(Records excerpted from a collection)
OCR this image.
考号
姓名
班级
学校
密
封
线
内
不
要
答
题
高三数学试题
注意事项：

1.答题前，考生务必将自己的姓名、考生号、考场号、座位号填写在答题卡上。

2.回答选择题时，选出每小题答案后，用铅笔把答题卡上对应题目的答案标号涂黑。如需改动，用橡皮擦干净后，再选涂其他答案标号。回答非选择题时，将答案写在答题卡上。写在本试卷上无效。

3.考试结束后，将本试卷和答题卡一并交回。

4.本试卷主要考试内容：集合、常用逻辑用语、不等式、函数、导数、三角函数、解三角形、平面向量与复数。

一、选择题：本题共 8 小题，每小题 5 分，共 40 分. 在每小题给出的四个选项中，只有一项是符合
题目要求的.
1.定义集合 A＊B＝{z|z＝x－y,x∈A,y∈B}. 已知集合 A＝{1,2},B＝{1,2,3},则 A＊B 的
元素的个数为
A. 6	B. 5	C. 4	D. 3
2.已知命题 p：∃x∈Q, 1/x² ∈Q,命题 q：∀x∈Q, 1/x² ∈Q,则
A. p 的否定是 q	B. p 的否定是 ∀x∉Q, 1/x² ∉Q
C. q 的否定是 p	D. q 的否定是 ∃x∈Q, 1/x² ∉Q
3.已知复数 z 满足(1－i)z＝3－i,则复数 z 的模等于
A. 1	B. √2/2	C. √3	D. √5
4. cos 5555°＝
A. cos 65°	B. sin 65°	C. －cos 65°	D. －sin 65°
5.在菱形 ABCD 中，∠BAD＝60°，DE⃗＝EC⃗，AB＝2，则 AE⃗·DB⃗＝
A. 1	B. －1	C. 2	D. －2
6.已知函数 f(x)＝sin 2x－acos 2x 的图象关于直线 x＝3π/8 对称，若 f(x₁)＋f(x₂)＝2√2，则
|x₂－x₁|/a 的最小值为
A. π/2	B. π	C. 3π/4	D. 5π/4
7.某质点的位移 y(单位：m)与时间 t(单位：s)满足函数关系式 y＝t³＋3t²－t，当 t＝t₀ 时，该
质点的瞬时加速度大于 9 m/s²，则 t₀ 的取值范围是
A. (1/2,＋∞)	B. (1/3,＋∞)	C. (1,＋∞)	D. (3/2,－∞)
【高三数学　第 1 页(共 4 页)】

WRITTEN EXERCISE:
Extract all lines from the data in which "的否定是" is found.

SOLUTION TO THE EXERCISE:
A. p 的否定是 q	B. p 的否定是 ∀x∉Q, 1/x² ∉Q
C. q 的否定是 p	D. q 的否定是 ∃x∈Q, 1/x² ∉Q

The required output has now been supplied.